━━━━━ Entries supplied ━━━━━
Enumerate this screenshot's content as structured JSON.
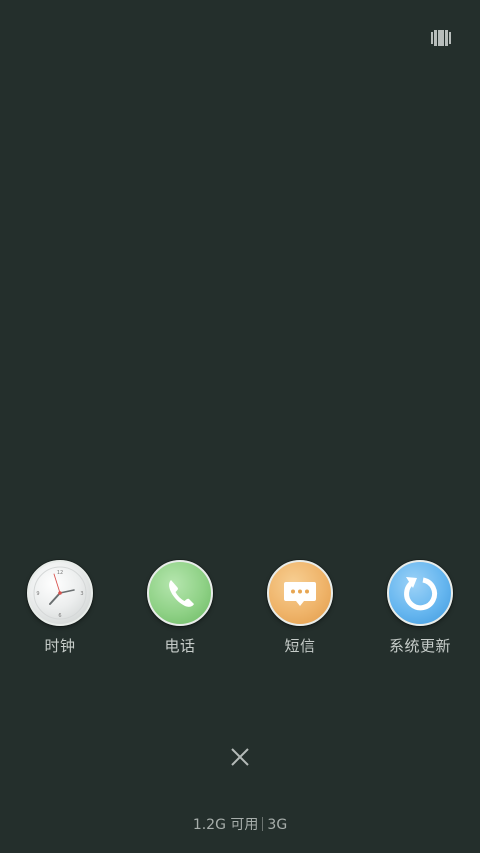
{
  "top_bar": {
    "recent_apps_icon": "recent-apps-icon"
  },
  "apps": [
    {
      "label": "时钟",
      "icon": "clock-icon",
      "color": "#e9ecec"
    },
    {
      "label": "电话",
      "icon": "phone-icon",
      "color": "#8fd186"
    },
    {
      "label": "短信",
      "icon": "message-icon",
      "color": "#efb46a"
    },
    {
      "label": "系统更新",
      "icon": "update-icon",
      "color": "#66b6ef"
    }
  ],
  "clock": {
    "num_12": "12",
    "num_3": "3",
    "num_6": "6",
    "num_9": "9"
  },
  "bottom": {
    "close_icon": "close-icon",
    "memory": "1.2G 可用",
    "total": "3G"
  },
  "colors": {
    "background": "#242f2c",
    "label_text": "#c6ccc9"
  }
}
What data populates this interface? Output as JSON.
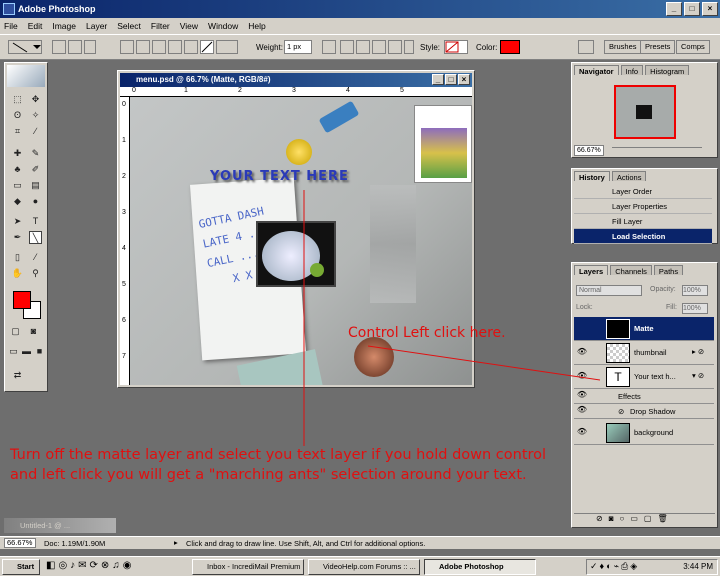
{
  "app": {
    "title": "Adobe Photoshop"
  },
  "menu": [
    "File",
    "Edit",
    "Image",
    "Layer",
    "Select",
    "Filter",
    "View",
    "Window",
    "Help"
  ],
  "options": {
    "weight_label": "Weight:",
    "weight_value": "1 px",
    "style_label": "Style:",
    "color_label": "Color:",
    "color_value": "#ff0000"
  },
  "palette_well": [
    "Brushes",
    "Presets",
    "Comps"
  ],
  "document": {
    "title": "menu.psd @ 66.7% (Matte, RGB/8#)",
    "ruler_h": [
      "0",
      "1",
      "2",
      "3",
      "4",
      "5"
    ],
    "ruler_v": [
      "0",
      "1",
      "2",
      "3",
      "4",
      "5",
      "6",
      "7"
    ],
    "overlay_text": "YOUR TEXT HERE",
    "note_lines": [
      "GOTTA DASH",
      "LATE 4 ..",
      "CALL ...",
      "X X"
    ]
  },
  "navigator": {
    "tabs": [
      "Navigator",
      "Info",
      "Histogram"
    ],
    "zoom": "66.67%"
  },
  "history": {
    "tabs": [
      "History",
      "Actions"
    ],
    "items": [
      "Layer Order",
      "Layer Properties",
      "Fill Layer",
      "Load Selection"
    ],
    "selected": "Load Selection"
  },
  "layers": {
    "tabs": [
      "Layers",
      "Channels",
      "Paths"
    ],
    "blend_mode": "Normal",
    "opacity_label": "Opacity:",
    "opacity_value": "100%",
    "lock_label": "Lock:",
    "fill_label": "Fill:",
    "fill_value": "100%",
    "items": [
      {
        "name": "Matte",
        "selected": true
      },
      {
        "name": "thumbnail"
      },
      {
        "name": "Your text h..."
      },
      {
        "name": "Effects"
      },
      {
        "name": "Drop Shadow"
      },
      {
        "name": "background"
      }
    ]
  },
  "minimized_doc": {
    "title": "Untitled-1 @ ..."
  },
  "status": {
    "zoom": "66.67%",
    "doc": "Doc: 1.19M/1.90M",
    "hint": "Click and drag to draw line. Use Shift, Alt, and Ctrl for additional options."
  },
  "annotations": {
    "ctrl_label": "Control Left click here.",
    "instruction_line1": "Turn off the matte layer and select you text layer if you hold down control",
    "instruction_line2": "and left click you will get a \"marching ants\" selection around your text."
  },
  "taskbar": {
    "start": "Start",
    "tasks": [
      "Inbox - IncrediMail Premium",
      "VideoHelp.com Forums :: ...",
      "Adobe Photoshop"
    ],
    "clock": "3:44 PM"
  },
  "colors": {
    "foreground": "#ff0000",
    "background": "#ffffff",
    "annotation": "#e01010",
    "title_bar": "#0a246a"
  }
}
━━━━━
Task goal:
Write out every line of the entries that holds the word "name".

Finished exercise:
        "name": "Matte",
        "name": "thumbnail"
        "name": "Your text h..."
        "name": "Effects"
        "name": "Drop Shadow"
        "name": "background"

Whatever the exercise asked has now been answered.